= TASK OBJECTIVE =
Print each line of the listing once more, precisely as given.

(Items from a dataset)
____________________
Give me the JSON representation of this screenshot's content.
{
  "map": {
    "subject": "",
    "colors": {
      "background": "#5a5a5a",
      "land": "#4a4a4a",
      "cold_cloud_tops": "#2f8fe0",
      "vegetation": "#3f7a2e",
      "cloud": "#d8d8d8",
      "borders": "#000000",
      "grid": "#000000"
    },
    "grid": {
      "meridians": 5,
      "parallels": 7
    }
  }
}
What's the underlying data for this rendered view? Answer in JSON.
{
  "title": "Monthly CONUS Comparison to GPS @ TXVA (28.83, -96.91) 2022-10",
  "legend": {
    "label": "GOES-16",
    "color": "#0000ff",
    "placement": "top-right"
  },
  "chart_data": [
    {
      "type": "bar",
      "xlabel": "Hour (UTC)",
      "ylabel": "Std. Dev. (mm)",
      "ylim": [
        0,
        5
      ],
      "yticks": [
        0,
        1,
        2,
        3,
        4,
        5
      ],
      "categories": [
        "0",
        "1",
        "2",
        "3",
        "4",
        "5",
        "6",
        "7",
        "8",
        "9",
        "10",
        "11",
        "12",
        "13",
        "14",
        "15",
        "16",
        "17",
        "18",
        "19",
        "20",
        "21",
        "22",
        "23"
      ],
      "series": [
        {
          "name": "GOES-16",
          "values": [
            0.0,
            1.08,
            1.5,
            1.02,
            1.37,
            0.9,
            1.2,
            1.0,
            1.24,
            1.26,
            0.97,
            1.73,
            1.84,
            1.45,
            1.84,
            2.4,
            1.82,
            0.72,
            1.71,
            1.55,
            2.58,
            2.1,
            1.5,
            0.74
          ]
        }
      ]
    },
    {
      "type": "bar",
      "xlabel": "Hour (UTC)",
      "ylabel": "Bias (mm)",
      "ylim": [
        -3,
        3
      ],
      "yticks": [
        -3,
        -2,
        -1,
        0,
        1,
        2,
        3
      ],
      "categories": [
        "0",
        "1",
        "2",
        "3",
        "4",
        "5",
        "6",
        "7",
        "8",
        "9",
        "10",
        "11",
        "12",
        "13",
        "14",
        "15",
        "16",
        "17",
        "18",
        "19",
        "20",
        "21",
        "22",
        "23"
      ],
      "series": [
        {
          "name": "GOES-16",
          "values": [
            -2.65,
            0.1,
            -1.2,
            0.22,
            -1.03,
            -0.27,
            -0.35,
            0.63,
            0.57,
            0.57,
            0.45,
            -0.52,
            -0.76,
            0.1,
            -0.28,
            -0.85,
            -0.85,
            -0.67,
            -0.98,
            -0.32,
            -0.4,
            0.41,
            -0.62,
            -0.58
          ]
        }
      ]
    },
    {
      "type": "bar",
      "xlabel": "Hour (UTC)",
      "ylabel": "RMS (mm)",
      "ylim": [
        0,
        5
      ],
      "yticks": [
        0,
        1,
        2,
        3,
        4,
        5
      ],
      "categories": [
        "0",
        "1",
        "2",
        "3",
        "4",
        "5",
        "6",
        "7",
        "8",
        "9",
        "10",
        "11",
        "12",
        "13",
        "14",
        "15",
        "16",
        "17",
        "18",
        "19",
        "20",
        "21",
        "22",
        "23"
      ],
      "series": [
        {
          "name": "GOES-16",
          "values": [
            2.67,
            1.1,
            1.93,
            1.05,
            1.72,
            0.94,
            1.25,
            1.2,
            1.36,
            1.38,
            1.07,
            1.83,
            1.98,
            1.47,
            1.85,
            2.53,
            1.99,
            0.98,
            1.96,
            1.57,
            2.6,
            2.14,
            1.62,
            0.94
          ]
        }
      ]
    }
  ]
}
____________________
= RESPONSE TO THIS TASK =
Give me the JSON representation of this screenshot's content.
{
  "map": {
    "subject": "",
    "colors": {
      "background": "#5a5a5a",
      "land": "#4a4a4a",
      "cold_cloud_tops": "#2f8fe0",
      "vegetation": "#3f7a2e",
      "cloud": "#d8d8d8",
      "borders": "#000000",
      "grid": "#000000"
    },
    "grid": {
      "meridians": 5,
      "parallels": 7
    }
  }
}
What's the underlying data for this rendered view? Answer in JSON.
{
  "title": "Monthly CONUS Comparison to GPS @ TXVA (28.83, -96.91) 2022-10",
  "legend": {
    "label": "GOES-16",
    "color": "#0000ff",
    "placement": "top-right"
  },
  "chart_data": [
    {
      "type": "bar",
      "xlabel": "Hour (UTC)",
      "ylabel": "Std. Dev. (mm)",
      "ylim": [
        0,
        5
      ],
      "yticks": [
        0,
        1,
        2,
        3,
        4,
        5
      ],
      "categories": [
        "0",
        "1",
        "2",
        "3",
        "4",
        "5",
        "6",
        "7",
        "8",
        "9",
        "10",
        "11",
        "12",
        "13",
        "14",
        "15",
        "16",
        "17",
        "18",
        "19",
        "20",
        "21",
        "22",
        "23"
      ],
      "series": [
        {
          "name": "GOES-16",
          "values": [
            0.0,
            1.08,
            1.5,
            1.02,
            1.37,
            0.9,
            1.2,
            1.0,
            1.24,
            1.26,
            0.97,
            1.73,
            1.84,
            1.45,
            1.84,
            2.4,
            1.82,
            0.72,
            1.71,
            1.55,
            2.58,
            2.1,
            1.5,
            0.74
          ]
        }
      ]
    },
    {
      "type": "bar",
      "xlabel": "Hour (UTC)",
      "ylabel": "Bias (mm)",
      "ylim": [
        -3,
        3
      ],
      "yticks": [
        -3,
        -2,
        -1,
        0,
        1,
        2,
        3
      ],
      "categories": [
        "0",
        "1",
        "2",
        "3",
        "4",
        "5",
        "6",
        "7",
        "8",
        "9",
        "10",
        "11",
        "12",
        "13",
        "14",
        "15",
        "16",
        "17",
        "18",
        "19",
        "20",
        "21",
        "22",
        "23"
      ],
      "series": [
        {
          "name": "GOES-16",
          "values": [
            -2.65,
            0.1,
            -1.2,
            0.22,
            -1.03,
            -0.27,
            -0.35,
            0.63,
            0.57,
            0.57,
            0.45,
            -0.52,
            -0.76,
            0.1,
            -0.28,
            -0.85,
            -0.85,
            -0.67,
            -0.98,
            -0.32,
            -0.4,
            0.41,
            -0.62,
            -0.58
          ]
        }
      ]
    },
    {
      "type": "bar",
      "xlabel": "Hour (UTC)",
      "ylabel": "RMS (mm)",
      "ylim": [
        0,
        5
      ],
      "yticks": [
        0,
        1,
        2,
        3,
        4,
        5
      ],
      "categories": [
        "0",
        "1",
        "2",
        "3",
        "4",
        "5",
        "6",
        "7",
        "8",
        "9",
        "10",
        "11",
        "12",
        "13",
        "14",
        "15",
        "16",
        "17",
        "18",
        "19",
        "20",
        "21",
        "22",
        "23"
      ],
      "series": [
        {
          "name": "GOES-16",
          "values": [
            2.67,
            1.1,
            1.93,
            1.05,
            1.72,
            0.94,
            1.25,
            1.2,
            1.36,
            1.38,
            1.07,
            1.83,
            1.98,
            1.47,
            1.85,
            2.53,
            1.99,
            0.98,
            1.96,
            1.57,
            2.6,
            2.14,
            1.62,
            0.94
          ]
        }
      ]
    }
  ]
}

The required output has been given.